In the first line of input there is one integer n, 3 <= n <= 50000. This is the number of intervals. In the (i+1)−st line, 1 <= i <= n, there is a description of the interval [ai; bi] in the form of two integers ai and bi separated by a single space, which are respectively the beginning and the end of the interval,1 <= ai <= bi <= 1000000.

Output

The output should contain descriptions of all computed pairwise non−intersecting intervals. In each line should be written a description of one interval. It should be composed of two integers, separated by a single space, the beginning and the end of the interval respectively. The intervals should be written into the output in ascending order.

Sample Input

5
5 6
1 4
10 10
6 9
8 10

Sample Output

1 4
5 10

思路： 用最少的线段来覆盖所给的区间，属于贪心问题；贪心策略：将所有区间按左端点值从小到大排序，然后遍历选择。因为要用最少的线段，所以就必须选择最大的长度，我们是希望区间重叠的个数越多越好~这样就可以让线段长度最大，而数量达到最小，对吧！

### 所提供数据
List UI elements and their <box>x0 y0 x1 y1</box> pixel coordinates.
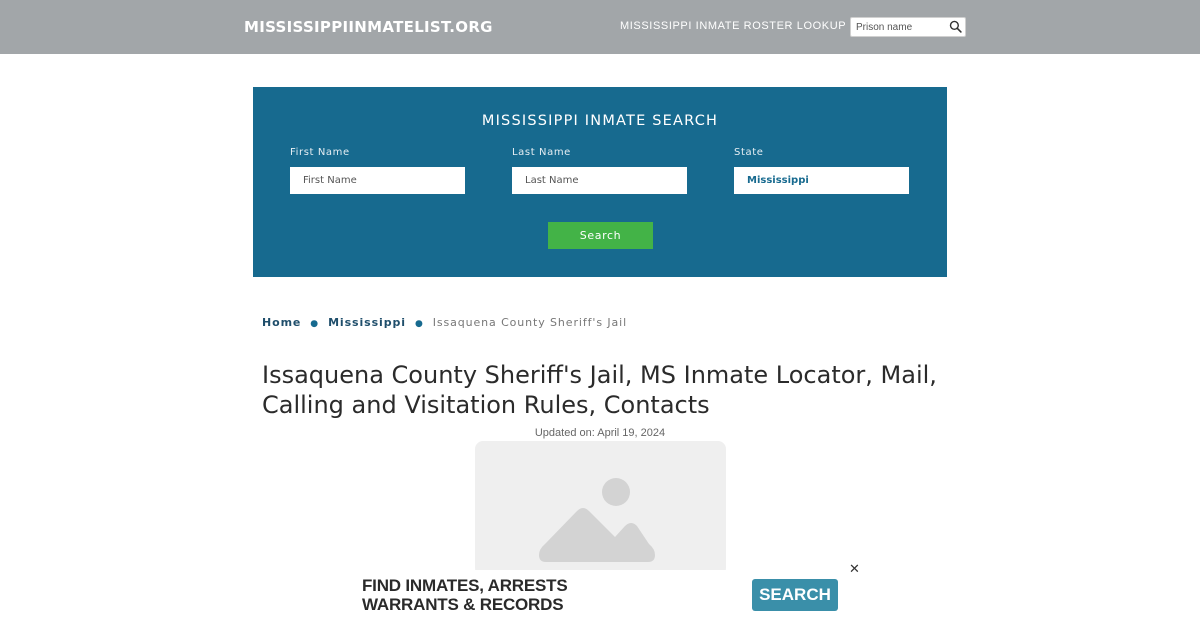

### 待完成任务
**a)** 请根据区间合并题目的页面文本回答以下问题：
(i) 输入第一行的整数 n 取值范围是多少？
(ii) 输出的区间应按什么顺序写出？
(iii) 文中的贪心策略按什么对所有区间排序？
**b)** 请从“In the first”开始，到“bi <= 1000000.”为止（包括这部分），一字不差地引用区间合并题目页面文本中的这段内容。
**c)** 请紧接区间合并题目页面文本的最后一句，续写后面的内容。

### 练习结果
**a)**
(i) 3 <= n <= 50000。
(ii) 按升序写出。
(iii) 按左端点值从小到大排序。

**b)**
In the first line of input there is one integer n, 3 <= n <= 50000. This is the number of intervals. In the (i+1)−st line, 1 <= i <= n, there is a description of the interval [ai; bi] in the form of two integers ai and bi separated by a single space, which are respectively the beginning and the end of the interval,1 <= ai <= bi <= 1000000.

**c)**
附上代码：

#include <iostream>
#include <stdio.h>
#include <string.h>
#include <string>
#include <algorithm>
using namespace std;
struct node
{
  int x,y;
}a[50100];
int cmp(node a,node b)
{
 if(a.x!=b.x)
    return a.x<b.x;
 return a.y<b.y;
}
int s[50100],e[50100];
int main()
{
 int n;
 while(cin>>n)
 {
   int cnt=0;
   for(int i=0;i<n;i++)
     cin>>a[i].x>>a[i].y;
   sort(a,a+n,cmp);
   s[cnt]=a[0].x;
   e[cnt]=a[0].y;
   for(int i=1;i<n;i++)
   {
     if(a[i].x>e[cnt])
     {
       cnt++;
       s[cnt]=a[i].x;
       e[cnt]=a[i].y;
     }
     else 
     {
       if(a[i].y>e[cnt])
       e[cnt]=a[i].y;
     }
   }
  for(int i=0;i<=cnt;i++)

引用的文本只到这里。